**DATA RECORDS:**
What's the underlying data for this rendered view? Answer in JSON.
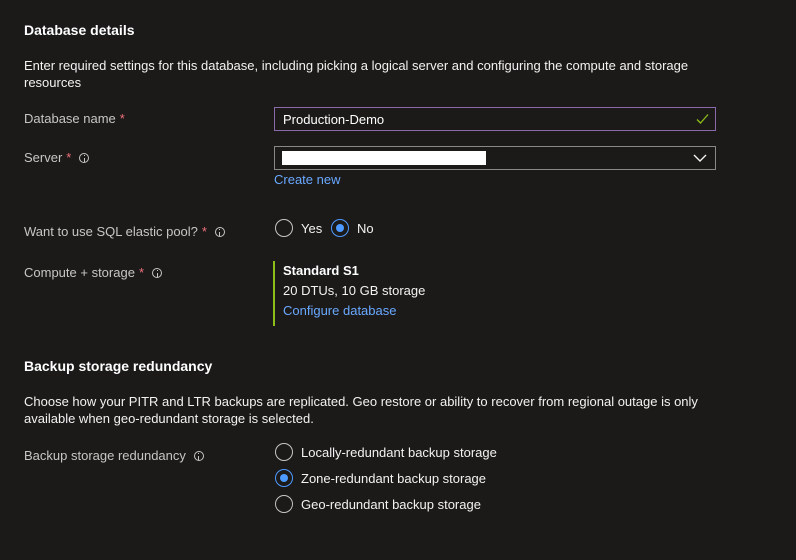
{
  "database_details": {
    "heading": "Database details",
    "description": "Enter required settings for this database, including picking a logical server and configuring the compute and storage resources",
    "database_name": {
      "label": "Database name",
      "required": "*",
      "value": "Production-Demo"
    },
    "server": {
      "label": "Server",
      "required": "*",
      "value": "",
      "create_new": "Create new"
    },
    "elastic_pool": {
      "label": "Want to use SQL elastic pool?",
      "required": "*",
      "options": [
        "Yes",
        "No"
      ],
      "selected": "No"
    },
    "compute_storage": {
      "label": "Compute + storage",
      "required": "*",
      "tier": "Standard S1",
      "details": "20 DTUs, 10 GB storage",
      "configure": "Configure database"
    }
  },
  "backup": {
    "heading": "Backup storage redundancy",
    "description": "Choose how your PITR and LTR backups are replicated. Geo restore or ability to recover from regional outage is only available when geo-redundant storage is selected.",
    "label": "Backup storage redundancy",
    "options": [
      "Locally-redundant backup storage",
      "Zone-redundant backup storage",
      "Geo-redundant backup storage"
    ],
    "selected": "Zone-redundant backup storage"
  },
  "colors": {
    "accent": "#4c9aff",
    "required": "#f1707b",
    "valid": "#8cbd18"
  }
}
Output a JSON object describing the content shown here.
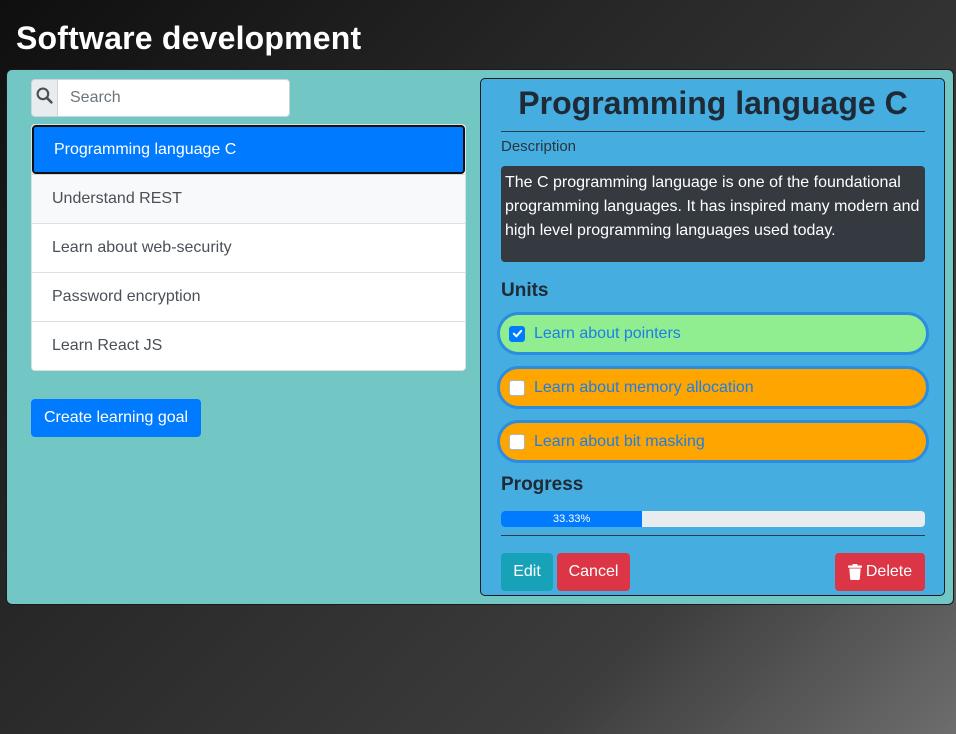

**INSTRUCTIONS FOR THE TASK:**
Your copy should match the records word for word, with the pictures removed.

**TASK OUTPUT:**
What's the underlying data for this rendered view? Answer in JSON.
{
  "database_details": {
    "heading": "Database details",
    "description": "Enter required settings for this database, including picking a logical server and configuring the compute and storage resources",
    "database_name": {
      "label": "Database name",
      "required": "*",
      "value": "Production-Demo"
    },
    "server": {
      "label": "Server",
      "required": "*",
      "value": "",
      "create_new": "Create new"
    },
    "elastic_pool": {
      "label": "Want to use SQL elastic pool?",
      "required": "*",
      "options": [
        "Yes",
        "No"
      ],
      "selected": "No"
    },
    "compute_storage": {
      "label": "Compute + storage",
      "required": "*",
      "tier": "Standard S1",
      "details": "20 DTUs, 10 GB storage",
      "configure": "Configure database"
    }
  },
  "backup": {
    "heading": "Backup storage redundancy",
    "description": "Choose how your PITR and LTR backups are replicated. Geo restore or ability to recover from regional outage is only available when geo-redundant storage is selected.",
    "label": "Backup storage redundancy",
    "options": [
      "Locally-redundant backup storage",
      "Zone-redundant backup storage",
      "Geo-redundant backup storage"
    ],
    "selected": "Zone-redundant backup storage"
  },
  "colors": {
    "accent": "#4c9aff",
    "required": "#f1707b",
    "valid": "#8cbd18"
  }
}
Output a JSON object describing the content shown here.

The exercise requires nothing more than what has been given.